Exercise objective ▸
Look through the data below and report how many lines include "color". Only the number should be given.

Records to process ▸

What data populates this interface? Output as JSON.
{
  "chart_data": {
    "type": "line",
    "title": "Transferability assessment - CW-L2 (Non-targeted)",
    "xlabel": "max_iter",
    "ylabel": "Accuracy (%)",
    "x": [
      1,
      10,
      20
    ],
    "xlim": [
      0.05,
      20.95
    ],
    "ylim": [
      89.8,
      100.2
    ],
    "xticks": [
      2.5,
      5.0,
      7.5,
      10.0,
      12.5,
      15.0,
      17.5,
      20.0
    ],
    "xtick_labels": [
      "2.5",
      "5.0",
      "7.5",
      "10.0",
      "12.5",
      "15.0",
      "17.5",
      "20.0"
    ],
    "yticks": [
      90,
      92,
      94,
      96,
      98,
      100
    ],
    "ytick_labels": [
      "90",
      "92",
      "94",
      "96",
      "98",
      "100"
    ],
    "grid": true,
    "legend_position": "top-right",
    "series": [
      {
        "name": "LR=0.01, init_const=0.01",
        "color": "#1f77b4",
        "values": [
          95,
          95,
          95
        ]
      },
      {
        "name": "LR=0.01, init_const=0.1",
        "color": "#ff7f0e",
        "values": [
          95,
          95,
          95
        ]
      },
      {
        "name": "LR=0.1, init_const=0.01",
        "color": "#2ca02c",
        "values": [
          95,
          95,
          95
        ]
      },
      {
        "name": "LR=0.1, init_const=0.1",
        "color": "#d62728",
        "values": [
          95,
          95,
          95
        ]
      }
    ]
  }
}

Solution to this exercise ▸
4